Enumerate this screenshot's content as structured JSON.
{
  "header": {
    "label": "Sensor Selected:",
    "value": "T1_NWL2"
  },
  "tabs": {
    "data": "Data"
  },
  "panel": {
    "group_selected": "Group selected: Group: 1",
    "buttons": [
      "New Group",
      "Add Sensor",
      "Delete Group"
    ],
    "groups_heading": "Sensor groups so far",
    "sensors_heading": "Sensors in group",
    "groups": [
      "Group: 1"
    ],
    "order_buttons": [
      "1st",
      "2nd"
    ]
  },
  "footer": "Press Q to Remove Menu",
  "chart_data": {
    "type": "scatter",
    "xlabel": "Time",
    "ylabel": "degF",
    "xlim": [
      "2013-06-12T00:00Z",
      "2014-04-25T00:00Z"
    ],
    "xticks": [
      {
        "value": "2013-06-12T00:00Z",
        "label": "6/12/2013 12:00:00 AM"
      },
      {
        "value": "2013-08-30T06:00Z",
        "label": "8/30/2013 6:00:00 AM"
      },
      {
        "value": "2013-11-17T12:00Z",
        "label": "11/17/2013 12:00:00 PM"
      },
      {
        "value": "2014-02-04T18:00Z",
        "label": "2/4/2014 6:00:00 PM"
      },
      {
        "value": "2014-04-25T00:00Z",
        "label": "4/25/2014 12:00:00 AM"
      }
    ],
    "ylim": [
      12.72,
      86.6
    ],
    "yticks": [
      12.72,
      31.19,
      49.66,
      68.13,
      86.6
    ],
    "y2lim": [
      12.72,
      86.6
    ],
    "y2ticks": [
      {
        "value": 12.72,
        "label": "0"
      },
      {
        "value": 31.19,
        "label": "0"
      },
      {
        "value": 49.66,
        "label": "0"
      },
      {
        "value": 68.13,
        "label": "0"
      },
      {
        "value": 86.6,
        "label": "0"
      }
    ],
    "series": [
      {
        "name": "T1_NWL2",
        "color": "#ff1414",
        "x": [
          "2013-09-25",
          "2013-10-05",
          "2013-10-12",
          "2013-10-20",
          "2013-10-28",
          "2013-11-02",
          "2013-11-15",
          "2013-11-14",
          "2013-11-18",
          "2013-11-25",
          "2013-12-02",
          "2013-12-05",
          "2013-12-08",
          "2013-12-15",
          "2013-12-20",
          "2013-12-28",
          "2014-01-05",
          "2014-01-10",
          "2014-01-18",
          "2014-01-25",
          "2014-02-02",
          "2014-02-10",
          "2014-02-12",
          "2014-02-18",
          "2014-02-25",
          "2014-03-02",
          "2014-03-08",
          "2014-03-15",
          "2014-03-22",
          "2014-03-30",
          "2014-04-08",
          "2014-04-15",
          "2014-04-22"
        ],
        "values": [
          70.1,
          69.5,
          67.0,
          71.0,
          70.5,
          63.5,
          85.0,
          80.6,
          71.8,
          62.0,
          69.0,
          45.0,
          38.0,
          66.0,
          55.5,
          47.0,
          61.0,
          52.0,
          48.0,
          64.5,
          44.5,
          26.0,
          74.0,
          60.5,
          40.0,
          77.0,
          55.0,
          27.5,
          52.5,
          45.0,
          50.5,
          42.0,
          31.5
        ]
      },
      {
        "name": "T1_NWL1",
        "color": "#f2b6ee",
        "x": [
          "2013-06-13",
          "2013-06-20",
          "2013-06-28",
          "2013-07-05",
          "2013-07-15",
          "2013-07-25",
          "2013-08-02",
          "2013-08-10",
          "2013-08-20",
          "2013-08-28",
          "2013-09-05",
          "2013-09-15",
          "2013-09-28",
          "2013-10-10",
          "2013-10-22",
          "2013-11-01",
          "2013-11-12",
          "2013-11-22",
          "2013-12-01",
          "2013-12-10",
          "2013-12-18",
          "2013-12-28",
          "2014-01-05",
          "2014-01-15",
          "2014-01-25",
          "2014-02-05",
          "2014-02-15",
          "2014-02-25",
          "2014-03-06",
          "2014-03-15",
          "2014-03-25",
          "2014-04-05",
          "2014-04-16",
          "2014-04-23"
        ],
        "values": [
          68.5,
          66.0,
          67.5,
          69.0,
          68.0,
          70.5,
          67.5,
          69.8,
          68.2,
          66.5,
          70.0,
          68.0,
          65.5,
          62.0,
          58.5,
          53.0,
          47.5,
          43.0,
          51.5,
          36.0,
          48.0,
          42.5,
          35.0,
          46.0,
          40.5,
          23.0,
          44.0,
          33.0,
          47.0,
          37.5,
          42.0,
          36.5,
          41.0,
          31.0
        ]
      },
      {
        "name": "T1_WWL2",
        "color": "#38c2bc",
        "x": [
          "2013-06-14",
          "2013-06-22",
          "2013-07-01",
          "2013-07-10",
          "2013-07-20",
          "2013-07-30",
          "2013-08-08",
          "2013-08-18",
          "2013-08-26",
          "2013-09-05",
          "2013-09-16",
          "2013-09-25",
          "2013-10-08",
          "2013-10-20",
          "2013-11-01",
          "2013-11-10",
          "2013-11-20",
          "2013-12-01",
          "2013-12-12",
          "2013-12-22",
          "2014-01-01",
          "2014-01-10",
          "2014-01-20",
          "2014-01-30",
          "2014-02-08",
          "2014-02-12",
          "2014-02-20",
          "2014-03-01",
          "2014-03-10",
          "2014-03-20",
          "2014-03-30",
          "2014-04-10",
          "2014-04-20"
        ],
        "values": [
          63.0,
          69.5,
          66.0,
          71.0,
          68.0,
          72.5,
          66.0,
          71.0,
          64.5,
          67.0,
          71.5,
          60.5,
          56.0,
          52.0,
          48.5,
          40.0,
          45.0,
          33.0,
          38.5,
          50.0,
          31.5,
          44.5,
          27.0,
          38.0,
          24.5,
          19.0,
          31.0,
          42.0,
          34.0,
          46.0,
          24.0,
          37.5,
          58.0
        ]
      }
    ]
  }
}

■ **TASK STATEMENT**:
Extract the data in full. Keep it word for word.

■ **WRITTEN SOLUTION**:
Enumerate this screenshot's content as structured JSON.
{
  "header": {
    "label": "Sensor Selected:",
    "value": "T1_NWL2"
  },
  "tabs": {
    "data": "Data"
  },
  "panel": {
    "group_selected": "Group selected: Group: 1",
    "buttons": [
      "New Group",
      "Add Sensor",
      "Delete Group"
    ],
    "groups_heading": "Sensor groups so far",
    "sensors_heading": "Sensors in group",
    "groups": [
      "Group: 1"
    ],
    "order_buttons": [
      "1st",
      "2nd"
    ]
  },
  "footer": "Press Q to Remove Menu",
  "chart_data": {
    "type": "scatter",
    "xlabel": "Time",
    "ylabel": "degF",
    "xlim": [
      "2013-06-12T00:00Z",
      "2014-04-25T00:00Z"
    ],
    "xticks": [
      {
        "value": "2013-06-12T00:00Z",
        "label": "6/12/2013 12:00:00 AM"
      },
      {
        "value": "2013-08-30T06:00Z",
        "label": "8/30/2013 6:00:00 AM"
      },
      {
        "value": "2013-11-17T12:00Z",
        "label": "11/17/2013 12:00:00 PM"
      },
      {
        "value": "2014-02-04T18:00Z",
        "label": "2/4/2014 6:00:00 PM"
      },
      {
        "value": "2014-04-25T00:00Z",
        "label": "4/25/2014 12:00:00 AM"
      }
    ],
    "ylim": [
      12.72,
      86.6
    ],
    "yticks": [
      12.72,
      31.19,
      49.66,
      68.13,
      86.6
    ],
    "y2lim": [
      12.72,
      86.6
    ],
    "y2ticks": [
      {
        "value": 12.72,
        "label": "0"
      },
      {
        "value": 31.19,
        "label": "0"
      },
      {
        "value": 49.66,
        "label": "0"
      },
      {
        "value": 68.13,
        "label": "0"
      },
      {
        "value": 86.6,
        "label": "0"
      }
    ],
    "series": [
      {
        "name": "T1_NWL2",
        "color": "#ff1414",
        "x": [
          "2013-09-25",
          "2013-10-05",
          "2013-10-12",
          "2013-10-20",
          "2013-10-28",
          "2013-11-02",
          "2013-11-15",
          "2013-11-14",
          "2013-11-18",
          "2013-11-25",
          "2013-12-02",
          "2013-12-05",
          "2013-12-08",
          "2013-12-15",
          "2013-12-20",
          "2013-12-28",
          "2014-01-05",
          "2014-01-10",
          "2014-01-18",
          "2014-01-25",
          "2014-02-02",
          "2014-02-10",
          "2014-02-12",
          "2014-02-18",
          "2014-02-25",
          "2014-03-02",
          "2014-03-08",
          "2014-03-15",
          "2014-03-22",
          "2014-03-30",
          "2014-04-08",
          "2014-04-15",
          "2014-04-22"
        ],
        "values": [
          70.1,
          69.5,
          67.0,
          71.0,
          70.5,
          63.5,
          85.0,
          80.6,
          71.8,
          62.0,
          69.0,
          45.0,
          38.0,
          66.0,
          55.5,
          47.0,
          61.0,
          52.0,
          48.0,
          64.5,
          44.5,
          26.0,
          74.0,
          60.5,
          40.0,
          77.0,
          55.0,
          27.5,
          52.5,
          45.0,
          50.5,
          42.0,
          31.5
        ]
      },
      {
        "name": "T1_NWL1",
        "color": "#f2b6ee",
        "x": [
          "2013-06-13",
          "2013-06-20",
          "2013-06-28",
          "2013-07-05",
          "2013-07-15",
          "2013-07-25",
          "2013-08-02",
          "2013-08-10",
          "2013-08-20",
          "2013-08-28",
          "2013-09-05",
          "2013-09-15",
          "2013-09-28",
          "2013-10-10",
          "2013-10-22",
          "2013-11-01",
          "2013-11-12",
          "2013-11-22",
          "2013-12-01",
          "2013-12-10",
          "2013-12-18",
          "2013-12-28",
          "2014-01-05",
          "2014-01-15",
          "2014-01-25",
          "2014-02-05",
          "2014-02-15",
          "2014-02-25",
          "2014-03-06",
          "2014-03-15",
          "2014-03-25",
          "2014-04-05",
          "2014-04-16",
          "2014-04-23"
        ],
        "values": [
          68.5,
          66.0,
          67.5,
          69.0,
          68.0,
          70.5,
          67.5,
          69.8,
          68.2,
          66.5,
          70.0,
          68.0,
          65.5,
          62.0,
          58.5,
          53.0,
          47.5,
          43.0,
          51.5,
          36.0,
          48.0,
          42.5,
          35.0,
          46.0,
          40.5,
          23.0,
          44.0,
          33.0,
          47.0,
          37.5,
          42.0,
          36.5,
          41.0,
          31.0
        ]
      },
      {
        "name": "T1_WWL2",
        "color": "#38c2bc",
        "x": [
          "2013-06-14",
          "2013-06-22",
          "2013-07-01",
          "2013-07-10",
          "2013-07-20",
          "2013-07-30",
          "2013-08-08",
          "2013-08-18",
          "2013-08-26",
          "2013-09-05",
          "2013-09-16",
          "2013-09-25",
          "2013-10-08",
          "2013-10-20",
          "2013-11-01",
          "2013-11-10",
          "2013-11-20",
          "2013-12-01",
          "2013-12-12",
          "2013-12-22",
          "2014-01-01",
          "2014-01-10",
          "2014-01-20",
          "2014-01-30",
          "2014-02-08",
          "2014-02-12",
          "2014-02-20",
          "2014-03-01",
          "2014-03-10",
          "2014-03-20",
          "2014-03-30",
          "2014-04-10",
          "2014-04-20"
        ],
        "values": [
          63.0,
          69.5,
          66.0,
          71.0,
          68.0,
          72.5,
          66.0,
          71.0,
          64.5,
          67.0,
          71.5,
          60.5,
          56.0,
          52.0,
          48.5,
          40.0,
          45.0,
          33.0,
          38.5,
          50.0,
          31.5,
          44.5,
          27.0,
          38.0,
          24.5,
          19.0,
          31.0,
          42.0,
          34.0,
          46.0,
          24.0,
          37.5,
          58.0
        ]
      }
    ]
  }
}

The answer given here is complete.